◆ Your task ◆
Locate the string "Eurobarometer" throughout the material and copy every line in which it occurs.

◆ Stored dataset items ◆

● ● ●

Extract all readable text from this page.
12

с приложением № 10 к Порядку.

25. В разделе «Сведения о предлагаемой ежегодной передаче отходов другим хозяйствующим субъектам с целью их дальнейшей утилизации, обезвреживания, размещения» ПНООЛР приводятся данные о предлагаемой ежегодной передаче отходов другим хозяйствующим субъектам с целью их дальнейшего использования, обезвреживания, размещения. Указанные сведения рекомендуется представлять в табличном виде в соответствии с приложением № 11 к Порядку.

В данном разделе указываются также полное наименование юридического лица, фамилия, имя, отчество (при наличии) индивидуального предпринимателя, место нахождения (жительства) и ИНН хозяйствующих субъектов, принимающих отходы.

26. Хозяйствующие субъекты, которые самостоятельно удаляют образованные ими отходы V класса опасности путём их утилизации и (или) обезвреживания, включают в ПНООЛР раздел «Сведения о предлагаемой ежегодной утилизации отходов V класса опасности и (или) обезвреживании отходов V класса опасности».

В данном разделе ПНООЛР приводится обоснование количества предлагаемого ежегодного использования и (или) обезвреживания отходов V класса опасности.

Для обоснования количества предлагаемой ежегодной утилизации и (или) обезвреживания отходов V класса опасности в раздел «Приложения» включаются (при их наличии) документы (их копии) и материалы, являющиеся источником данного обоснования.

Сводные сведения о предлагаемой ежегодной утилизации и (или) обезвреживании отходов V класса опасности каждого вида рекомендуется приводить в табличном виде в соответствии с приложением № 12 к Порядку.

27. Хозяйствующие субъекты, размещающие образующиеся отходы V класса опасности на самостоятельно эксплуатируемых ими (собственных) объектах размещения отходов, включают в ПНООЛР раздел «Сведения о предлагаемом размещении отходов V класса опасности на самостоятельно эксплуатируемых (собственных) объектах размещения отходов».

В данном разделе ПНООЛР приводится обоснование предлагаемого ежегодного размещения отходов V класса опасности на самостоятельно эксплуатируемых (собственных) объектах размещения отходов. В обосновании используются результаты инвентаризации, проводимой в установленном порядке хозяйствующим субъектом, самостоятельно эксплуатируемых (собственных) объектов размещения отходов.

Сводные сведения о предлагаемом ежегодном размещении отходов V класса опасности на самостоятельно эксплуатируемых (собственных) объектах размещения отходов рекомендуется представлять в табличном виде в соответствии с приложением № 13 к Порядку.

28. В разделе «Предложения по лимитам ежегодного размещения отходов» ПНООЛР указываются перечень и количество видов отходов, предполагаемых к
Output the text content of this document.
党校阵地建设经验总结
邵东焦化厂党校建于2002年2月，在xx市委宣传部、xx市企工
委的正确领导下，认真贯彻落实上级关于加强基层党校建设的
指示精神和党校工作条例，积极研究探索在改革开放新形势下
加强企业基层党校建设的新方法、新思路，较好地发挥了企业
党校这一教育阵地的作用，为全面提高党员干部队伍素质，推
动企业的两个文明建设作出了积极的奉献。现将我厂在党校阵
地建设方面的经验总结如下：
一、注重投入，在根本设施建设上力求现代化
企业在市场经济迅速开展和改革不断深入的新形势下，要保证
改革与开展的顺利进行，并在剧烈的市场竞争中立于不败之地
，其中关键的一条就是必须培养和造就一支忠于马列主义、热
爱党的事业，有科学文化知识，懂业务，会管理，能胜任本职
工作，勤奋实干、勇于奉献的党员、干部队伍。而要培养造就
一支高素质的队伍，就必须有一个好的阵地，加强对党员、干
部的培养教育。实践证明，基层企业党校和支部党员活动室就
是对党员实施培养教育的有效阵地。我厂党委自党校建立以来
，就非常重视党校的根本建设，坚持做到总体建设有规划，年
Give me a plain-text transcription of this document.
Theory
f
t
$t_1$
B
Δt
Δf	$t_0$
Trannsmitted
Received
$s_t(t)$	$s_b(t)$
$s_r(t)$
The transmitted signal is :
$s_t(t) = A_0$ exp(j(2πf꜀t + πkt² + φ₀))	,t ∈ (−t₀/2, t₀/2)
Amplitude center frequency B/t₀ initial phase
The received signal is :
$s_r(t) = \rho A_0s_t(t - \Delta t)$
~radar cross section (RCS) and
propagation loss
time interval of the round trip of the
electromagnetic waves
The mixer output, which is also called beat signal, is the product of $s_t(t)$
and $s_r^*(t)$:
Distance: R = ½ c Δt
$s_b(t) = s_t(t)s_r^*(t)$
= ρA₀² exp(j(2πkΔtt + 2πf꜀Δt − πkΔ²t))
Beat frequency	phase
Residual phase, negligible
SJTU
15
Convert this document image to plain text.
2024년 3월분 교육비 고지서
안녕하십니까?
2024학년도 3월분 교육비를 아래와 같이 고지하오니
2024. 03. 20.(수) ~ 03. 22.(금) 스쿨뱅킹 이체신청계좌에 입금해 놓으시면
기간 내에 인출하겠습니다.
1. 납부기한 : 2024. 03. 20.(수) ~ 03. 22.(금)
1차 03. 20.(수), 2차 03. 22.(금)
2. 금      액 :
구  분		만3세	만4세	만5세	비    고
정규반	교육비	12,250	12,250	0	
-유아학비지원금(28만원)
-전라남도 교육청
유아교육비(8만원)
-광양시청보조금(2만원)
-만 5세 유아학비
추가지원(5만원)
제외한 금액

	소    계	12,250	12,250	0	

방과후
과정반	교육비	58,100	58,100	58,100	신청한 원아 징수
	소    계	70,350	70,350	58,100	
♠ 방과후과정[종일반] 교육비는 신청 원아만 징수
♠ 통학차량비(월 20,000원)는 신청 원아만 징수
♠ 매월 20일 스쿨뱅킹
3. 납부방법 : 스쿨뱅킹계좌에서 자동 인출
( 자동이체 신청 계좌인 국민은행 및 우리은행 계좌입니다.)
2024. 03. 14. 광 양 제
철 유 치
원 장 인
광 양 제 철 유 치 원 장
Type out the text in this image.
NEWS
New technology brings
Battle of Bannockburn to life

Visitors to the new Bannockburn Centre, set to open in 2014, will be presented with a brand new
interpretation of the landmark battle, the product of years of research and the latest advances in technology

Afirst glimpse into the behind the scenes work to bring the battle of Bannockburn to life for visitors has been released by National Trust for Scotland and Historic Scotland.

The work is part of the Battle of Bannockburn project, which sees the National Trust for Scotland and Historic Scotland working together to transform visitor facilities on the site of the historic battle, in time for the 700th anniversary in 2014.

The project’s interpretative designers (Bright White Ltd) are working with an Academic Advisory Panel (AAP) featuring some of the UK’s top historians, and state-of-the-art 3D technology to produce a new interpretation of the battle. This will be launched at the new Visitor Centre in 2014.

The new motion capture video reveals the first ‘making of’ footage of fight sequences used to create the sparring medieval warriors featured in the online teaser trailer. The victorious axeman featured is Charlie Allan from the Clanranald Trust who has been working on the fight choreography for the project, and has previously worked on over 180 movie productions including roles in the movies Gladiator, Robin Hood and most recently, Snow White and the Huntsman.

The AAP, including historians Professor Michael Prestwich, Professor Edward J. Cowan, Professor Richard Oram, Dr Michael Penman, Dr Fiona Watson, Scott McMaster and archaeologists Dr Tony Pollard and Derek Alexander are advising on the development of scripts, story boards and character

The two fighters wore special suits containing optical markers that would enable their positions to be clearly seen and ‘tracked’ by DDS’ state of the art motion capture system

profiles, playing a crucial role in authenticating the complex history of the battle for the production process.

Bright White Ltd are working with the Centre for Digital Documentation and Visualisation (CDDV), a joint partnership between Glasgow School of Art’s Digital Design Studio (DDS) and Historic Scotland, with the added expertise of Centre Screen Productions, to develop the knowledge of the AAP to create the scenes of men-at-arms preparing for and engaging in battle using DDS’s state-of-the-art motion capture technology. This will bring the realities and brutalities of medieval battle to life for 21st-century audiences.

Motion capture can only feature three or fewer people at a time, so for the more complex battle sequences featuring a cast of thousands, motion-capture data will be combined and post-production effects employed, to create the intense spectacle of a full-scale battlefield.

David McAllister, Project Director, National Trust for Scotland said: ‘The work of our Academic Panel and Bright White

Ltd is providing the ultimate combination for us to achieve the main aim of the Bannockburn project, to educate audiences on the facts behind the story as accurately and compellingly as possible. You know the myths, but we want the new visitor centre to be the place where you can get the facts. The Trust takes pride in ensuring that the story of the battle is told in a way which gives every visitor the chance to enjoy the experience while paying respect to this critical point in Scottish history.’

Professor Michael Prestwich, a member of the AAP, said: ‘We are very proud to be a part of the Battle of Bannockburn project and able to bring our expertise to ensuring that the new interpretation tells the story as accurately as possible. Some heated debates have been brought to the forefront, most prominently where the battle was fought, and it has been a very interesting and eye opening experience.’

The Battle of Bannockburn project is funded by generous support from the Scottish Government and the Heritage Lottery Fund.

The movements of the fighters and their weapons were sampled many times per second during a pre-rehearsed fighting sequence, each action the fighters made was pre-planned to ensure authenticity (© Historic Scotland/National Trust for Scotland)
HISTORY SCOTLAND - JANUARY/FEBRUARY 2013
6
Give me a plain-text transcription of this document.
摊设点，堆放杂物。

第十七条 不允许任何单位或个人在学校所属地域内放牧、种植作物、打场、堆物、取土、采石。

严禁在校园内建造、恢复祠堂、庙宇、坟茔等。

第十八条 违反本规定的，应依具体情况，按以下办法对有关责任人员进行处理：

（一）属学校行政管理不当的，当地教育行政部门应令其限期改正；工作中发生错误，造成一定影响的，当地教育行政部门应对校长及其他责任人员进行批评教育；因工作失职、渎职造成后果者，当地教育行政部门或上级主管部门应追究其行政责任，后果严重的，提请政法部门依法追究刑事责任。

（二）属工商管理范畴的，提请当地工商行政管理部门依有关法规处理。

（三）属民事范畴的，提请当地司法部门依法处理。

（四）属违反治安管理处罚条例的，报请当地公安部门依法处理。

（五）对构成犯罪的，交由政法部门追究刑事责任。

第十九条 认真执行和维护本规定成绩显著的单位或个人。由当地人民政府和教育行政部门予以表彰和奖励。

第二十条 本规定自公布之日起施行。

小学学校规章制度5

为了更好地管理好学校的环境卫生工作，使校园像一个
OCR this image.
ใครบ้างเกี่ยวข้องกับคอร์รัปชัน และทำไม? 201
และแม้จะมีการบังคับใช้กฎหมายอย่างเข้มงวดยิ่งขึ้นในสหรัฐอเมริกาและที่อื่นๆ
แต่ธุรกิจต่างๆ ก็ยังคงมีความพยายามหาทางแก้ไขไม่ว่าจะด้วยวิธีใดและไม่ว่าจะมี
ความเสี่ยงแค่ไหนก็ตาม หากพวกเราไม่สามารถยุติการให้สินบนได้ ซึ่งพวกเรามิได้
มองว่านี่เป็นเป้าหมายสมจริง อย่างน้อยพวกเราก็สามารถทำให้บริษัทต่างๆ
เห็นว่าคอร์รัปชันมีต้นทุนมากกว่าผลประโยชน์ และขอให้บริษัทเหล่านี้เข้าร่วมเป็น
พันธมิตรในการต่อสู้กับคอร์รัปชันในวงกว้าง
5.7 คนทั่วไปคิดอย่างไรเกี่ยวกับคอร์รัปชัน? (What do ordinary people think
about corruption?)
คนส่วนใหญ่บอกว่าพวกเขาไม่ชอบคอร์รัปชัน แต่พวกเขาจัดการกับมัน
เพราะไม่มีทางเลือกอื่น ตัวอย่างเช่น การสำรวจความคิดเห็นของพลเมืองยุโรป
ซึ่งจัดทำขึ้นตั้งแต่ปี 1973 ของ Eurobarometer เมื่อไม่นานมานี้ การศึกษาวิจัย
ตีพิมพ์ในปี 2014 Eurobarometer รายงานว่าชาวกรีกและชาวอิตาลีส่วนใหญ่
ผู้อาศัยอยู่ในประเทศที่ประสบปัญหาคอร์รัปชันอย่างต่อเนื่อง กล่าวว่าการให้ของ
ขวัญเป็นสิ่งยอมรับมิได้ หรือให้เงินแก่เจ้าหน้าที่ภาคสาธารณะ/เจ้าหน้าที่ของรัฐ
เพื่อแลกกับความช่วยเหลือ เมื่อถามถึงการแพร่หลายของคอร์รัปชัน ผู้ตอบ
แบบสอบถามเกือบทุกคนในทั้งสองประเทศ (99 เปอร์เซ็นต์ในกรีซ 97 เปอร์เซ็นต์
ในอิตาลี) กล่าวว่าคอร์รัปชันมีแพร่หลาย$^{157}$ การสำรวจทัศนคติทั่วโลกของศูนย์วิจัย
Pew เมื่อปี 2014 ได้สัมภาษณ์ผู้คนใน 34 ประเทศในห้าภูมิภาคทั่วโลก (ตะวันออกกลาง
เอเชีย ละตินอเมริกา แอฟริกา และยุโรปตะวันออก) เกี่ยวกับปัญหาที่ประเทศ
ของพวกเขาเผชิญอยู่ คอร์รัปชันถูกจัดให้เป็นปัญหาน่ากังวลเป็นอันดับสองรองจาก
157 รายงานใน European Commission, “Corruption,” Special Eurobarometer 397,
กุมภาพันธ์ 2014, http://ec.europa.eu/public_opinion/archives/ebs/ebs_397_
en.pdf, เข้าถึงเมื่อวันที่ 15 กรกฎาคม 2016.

● ● ●

◆ Task solution ◆
ซึ่งจัดทำขึ้นตั้งแต่ปี 1973 ของ Eurobarometer เมื่อไม่นานมานี้ การศึกษาวิจัย
ตีพิมพ์ในปี 2014 Eurobarometer รายงานว่าชาวกรีกและชาวอิตาลีส่วนใหญ่
157 รายงานใน European Commission, “Corruption,” Special Eurobarometer 397,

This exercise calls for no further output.